Figure collection entries
──────────
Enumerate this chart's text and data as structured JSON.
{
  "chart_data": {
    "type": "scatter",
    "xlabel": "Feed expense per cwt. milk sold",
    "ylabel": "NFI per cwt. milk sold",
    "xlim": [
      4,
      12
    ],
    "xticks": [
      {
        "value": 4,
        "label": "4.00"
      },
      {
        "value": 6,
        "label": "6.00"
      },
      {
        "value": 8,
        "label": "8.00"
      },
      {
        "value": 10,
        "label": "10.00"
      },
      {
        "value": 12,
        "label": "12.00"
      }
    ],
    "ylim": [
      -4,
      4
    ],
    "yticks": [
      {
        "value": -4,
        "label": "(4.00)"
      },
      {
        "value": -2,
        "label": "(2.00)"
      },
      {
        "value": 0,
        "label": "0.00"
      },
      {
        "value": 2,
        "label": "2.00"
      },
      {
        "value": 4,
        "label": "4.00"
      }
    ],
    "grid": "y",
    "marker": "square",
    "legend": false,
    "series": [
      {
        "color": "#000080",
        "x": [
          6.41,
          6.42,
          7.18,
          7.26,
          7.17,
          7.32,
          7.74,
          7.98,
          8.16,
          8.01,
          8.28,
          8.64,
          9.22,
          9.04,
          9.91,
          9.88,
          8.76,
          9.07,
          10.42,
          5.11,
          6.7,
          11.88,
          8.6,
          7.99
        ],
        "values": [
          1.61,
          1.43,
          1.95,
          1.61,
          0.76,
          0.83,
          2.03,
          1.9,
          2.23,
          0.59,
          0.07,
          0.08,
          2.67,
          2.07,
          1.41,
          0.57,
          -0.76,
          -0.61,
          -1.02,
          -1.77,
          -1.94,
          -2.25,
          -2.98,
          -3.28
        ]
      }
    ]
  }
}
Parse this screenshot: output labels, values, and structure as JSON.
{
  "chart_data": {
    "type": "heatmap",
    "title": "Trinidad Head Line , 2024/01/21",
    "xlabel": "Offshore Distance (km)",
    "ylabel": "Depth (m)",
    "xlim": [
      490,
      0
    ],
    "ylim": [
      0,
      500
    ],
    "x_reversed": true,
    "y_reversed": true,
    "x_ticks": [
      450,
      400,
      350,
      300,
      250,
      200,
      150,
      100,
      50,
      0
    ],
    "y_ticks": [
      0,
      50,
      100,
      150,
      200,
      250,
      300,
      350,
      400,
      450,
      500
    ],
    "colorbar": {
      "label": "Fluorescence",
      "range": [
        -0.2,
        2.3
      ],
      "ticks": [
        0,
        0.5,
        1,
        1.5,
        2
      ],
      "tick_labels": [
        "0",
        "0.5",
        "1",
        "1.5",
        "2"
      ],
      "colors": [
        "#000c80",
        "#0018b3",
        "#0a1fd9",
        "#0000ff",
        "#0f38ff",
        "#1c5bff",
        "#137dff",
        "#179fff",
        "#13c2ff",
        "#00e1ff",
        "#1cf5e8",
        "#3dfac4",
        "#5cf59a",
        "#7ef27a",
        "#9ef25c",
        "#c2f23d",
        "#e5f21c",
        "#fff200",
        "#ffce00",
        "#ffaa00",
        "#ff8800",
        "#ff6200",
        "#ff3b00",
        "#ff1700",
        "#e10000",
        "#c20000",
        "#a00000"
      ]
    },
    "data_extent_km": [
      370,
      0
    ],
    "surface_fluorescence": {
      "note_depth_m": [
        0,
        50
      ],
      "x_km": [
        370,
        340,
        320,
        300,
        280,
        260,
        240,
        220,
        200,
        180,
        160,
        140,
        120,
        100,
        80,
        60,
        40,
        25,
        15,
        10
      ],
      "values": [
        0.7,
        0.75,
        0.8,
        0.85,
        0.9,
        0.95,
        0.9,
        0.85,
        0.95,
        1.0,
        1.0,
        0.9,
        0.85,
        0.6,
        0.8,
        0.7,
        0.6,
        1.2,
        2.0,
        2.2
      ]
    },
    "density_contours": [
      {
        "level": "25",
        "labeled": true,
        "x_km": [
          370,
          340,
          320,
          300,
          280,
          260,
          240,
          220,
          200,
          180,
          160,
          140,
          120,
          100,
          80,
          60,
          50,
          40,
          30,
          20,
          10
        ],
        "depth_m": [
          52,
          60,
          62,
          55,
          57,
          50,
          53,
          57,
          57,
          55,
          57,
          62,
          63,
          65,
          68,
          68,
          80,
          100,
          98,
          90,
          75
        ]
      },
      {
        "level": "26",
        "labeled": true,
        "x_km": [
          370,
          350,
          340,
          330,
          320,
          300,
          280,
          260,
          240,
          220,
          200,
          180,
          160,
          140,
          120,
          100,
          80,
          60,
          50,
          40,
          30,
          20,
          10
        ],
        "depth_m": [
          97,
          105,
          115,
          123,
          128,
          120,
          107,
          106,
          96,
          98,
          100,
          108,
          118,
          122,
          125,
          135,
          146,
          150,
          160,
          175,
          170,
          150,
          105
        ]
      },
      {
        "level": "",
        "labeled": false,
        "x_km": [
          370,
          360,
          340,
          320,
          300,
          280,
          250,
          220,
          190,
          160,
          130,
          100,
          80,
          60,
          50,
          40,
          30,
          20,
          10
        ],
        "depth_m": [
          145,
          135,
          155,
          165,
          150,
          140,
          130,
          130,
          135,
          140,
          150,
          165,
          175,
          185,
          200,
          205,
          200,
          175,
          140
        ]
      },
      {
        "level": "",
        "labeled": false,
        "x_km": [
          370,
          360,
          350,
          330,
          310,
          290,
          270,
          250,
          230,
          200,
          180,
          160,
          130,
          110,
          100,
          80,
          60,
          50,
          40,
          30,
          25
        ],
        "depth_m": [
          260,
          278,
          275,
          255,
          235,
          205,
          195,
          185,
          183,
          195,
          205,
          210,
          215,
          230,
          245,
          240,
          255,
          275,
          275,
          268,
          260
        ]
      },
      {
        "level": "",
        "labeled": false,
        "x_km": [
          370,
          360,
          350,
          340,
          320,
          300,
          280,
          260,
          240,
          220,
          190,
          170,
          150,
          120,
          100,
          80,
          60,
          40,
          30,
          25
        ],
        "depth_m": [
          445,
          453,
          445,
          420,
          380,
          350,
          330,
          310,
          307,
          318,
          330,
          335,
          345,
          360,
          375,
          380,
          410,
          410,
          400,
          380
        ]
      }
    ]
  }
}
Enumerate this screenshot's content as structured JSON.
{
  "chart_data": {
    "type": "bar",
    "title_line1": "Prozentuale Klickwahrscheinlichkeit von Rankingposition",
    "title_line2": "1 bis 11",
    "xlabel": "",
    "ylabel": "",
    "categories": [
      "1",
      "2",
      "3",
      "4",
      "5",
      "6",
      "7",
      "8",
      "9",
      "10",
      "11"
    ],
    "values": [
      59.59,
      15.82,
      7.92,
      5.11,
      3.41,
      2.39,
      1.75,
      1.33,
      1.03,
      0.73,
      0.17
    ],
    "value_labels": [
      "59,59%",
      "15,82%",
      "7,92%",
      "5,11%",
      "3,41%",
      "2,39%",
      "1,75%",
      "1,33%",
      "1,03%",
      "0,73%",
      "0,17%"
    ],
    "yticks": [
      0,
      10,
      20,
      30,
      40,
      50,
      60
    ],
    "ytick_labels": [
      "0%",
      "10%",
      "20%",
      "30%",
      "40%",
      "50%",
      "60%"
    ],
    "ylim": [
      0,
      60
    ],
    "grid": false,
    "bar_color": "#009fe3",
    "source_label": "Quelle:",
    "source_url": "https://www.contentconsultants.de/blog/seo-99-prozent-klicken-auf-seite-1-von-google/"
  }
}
──────────
(Exercise) How many of the listing's lines contain "JSON"? Respond with a single number and nothing else.

(Full solution) 3